(What to work on)
Restate the records in their entirety, word for word.

(Exercise material)
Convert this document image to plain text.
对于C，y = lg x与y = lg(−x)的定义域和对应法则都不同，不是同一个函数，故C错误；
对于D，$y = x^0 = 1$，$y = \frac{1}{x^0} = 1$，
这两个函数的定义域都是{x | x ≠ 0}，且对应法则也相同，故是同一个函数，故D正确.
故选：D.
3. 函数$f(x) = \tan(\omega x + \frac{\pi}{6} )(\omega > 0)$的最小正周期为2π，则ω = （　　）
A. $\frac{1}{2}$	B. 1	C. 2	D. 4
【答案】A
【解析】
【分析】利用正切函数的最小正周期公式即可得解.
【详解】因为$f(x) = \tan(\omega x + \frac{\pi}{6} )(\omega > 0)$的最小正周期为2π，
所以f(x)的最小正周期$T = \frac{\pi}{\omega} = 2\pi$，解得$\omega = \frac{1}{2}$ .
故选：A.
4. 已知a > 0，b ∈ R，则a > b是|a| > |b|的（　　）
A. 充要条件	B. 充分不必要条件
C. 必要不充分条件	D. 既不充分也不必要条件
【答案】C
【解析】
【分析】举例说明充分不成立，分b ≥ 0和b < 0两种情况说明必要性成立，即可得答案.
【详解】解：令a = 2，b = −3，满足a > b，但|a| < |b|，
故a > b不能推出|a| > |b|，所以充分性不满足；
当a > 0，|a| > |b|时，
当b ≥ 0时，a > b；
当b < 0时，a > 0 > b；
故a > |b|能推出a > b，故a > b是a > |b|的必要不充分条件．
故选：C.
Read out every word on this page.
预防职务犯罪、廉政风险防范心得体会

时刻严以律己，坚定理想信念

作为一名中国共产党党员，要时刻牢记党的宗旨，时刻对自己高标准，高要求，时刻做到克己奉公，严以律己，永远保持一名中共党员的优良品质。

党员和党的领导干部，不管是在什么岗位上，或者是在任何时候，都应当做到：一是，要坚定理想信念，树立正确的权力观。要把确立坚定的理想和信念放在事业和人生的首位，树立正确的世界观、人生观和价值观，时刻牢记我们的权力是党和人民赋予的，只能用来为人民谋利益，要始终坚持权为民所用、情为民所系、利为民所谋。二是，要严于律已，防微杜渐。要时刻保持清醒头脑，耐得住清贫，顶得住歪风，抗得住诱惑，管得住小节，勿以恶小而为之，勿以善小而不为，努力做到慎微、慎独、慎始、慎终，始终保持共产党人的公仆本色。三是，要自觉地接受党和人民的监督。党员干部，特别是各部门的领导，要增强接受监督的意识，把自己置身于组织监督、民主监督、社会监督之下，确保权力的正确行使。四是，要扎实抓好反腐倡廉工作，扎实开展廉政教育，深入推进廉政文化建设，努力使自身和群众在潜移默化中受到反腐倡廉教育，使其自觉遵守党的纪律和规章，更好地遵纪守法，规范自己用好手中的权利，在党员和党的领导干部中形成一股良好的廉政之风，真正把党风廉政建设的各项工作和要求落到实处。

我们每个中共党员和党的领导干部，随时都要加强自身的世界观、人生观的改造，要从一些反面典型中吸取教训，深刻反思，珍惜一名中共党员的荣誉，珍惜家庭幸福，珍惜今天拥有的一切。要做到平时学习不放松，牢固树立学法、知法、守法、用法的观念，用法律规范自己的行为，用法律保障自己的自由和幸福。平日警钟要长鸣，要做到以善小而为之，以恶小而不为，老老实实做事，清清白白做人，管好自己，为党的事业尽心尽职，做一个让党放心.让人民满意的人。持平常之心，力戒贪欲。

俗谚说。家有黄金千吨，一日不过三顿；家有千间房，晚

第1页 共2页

(Task output)
Convert this document image to plain text.
对于C，y = lg x与y = lg(−x)的定义域和对应法则都不同，不是同一个函数，故C错误；
对于D，$y = x^0 = 1$，$y = \frac{1}{x^0} = 1$，
这两个函数的定义域都是{x | x ≠ 0}，且对应法则也相同，故是同一个函数，故D正确.
故选：D.
3. 函数$f(x) = \tan(\omega x + \frac{\pi}{6} )(\omega > 0)$的最小正周期为2π，则ω = （　　）
A. $\frac{1}{2}$	B. 1	C. 2	D. 4
【答案】A
【解析】
【分析】利用正切函数的最小正周期公式即可得解.
【详解】因为$f(x) = \tan(\omega x + \frac{\pi}{6} )(\omega > 0)$的最小正周期为2π，
所以f(x)的最小正周期$T = \frac{\pi}{\omega} = 2\pi$，解得$\omega = \frac{1}{2}$ .
故选：A.
4. 已知a > 0，b ∈ R，则a > b是|a| > |b|的（　　）
A. 充要条件	B. 充分不必要条件
C. 必要不充分条件	D. 既不充分也不必要条件
【答案】C
【解析】
【分析】举例说明充分不成立，分b ≥ 0和b < 0两种情况说明必要性成立，即可得答案.
【详解】解：令a = 2，b = −3，满足a > b，但|a| < |b|，
故a > b不能推出|a| > |b|，所以充分性不满足；
当a > 0，|a| > |b|时，
当b ≥ 0时，a > b；
当b < 0时，a > 0 > b；
故a > |b|能推出a > b，故a > b是a > |b|的必要不充分条件．
故选：C.
Read out every word on this page.
预防职务犯罪、廉政风险防范心得体会

时刻严以律己，坚定理想信念

作为一名中国共产党党员，要时刻牢记党的宗旨，时刻对自己高标准，高要求，时刻做到克己奉公，严以律己，永远保持一名中共党员的优良品质。

党员和党的领导干部，不管是在什么岗位上，或者是在任何时候，都应当做到：一是，要坚定理想信念，树立正确的权力观。要把确立坚定的理想和信念放在事业和人生的首位，树立正确的世界观、人生观和价值观，时刻牢记我们的权力是党和人民赋予的，只能用来为人民谋利益，要始终坚持权为民所用、情为民所系、利为民所谋。二是，要严于律已，防微杜渐。要时刻保持清醒头脑，耐得住清贫，顶得住歪风，抗得住诱惑，管得住小节，勿以恶小而为之，勿以善小而不为，努力做到慎微、慎独、慎始、慎终，始终保持共产党人的公仆本色。三是，要自觉地接受党和人民的监督。党员干部，特别是各部门的领导，要增强接受监督的意识，把自己置身于组织监督、民主监督、社会监督之下，确保权力的正确行使。四是，要扎实抓好反腐倡廉工作，扎实开展廉政教育，深入推进廉政文化建设，努力使自身和群众在潜移默化中受到反腐倡廉教育，使其自觉遵守党的纪律和规章，更好地遵纪守法，规范自己用好手中的权利，在党员和党的领导干部中形成一股良好的廉政之风，真正把党风廉政建设的各项工作和要求落到实处。

我们每个中共党员和党的领导干部，随时都要加强自身的世界观、人生观的改造，要从一些反面典型中吸取教训，深刻反思，珍惜一名中共党员的荣誉，珍惜家庭幸福，珍惜今天拥有的一切。要做到平时学习不放松，牢固树立学法、知法、守法、用法的观念，用法律规范自己的行为，用法律保障自己的自由和幸福。平日警钟要长鸣，要做到以善小而为之，以恶小而不为，老老实实做事，清清白白做人，管好自己，为党的事业尽心尽职，做一个让党放心.让人民满意的人。持平常之心，力戒贪欲。

俗谚说。家有黄金千吨，一日不过三顿；家有千间房，晚

第1页 共2页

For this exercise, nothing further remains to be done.